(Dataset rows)
___
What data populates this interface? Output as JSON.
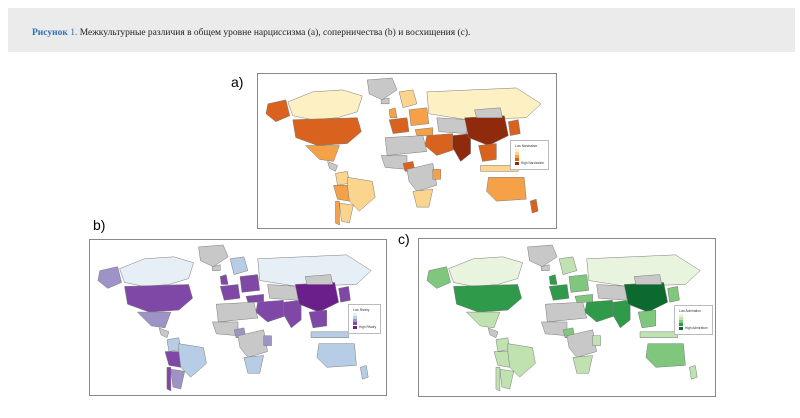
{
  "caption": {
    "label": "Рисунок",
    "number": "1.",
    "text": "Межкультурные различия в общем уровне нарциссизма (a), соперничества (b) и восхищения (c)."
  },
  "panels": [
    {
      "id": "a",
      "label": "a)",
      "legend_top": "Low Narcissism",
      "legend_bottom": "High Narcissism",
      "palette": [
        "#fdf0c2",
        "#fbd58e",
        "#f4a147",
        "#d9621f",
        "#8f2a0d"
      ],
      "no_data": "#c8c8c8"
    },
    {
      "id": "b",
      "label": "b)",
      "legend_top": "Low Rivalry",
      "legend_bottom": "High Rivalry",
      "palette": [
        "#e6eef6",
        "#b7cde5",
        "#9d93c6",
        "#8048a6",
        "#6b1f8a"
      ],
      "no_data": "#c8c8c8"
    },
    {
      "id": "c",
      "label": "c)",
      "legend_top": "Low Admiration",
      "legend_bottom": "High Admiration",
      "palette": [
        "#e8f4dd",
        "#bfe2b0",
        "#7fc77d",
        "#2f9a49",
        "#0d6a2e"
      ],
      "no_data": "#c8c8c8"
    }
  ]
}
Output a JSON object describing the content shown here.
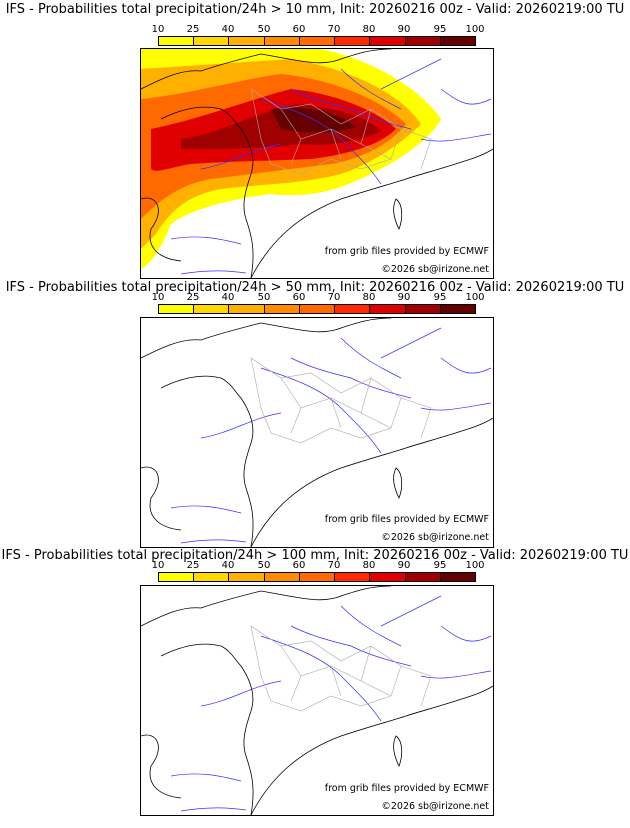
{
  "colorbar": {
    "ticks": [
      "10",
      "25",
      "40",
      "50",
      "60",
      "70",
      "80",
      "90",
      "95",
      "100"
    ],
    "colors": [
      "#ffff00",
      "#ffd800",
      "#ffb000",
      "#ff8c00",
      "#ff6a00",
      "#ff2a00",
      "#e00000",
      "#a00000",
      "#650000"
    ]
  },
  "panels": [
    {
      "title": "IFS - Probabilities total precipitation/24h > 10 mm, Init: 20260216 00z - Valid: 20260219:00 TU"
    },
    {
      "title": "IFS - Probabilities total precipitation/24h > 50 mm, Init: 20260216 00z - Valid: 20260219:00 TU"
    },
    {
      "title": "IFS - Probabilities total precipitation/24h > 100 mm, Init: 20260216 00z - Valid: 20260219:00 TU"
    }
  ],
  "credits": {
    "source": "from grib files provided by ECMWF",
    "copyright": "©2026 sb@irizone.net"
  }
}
___
Find all the lines containing "title" in the material, then copy them.

      "title": "IFS - Probabilities total precipitation/24h > 10 mm, Init: 20260216 00z - Valid: 20260219:00 TU"
      "title": "IFS - Probabilities total precipitation/24h > 50 mm, Init: 20260216 00z - Valid: 20260219:00 TU"
      "title": "IFS - Probabilities total precipitation/24h > 100 mm, Init: 20260216 00z - Valid: 20260219:00 TU"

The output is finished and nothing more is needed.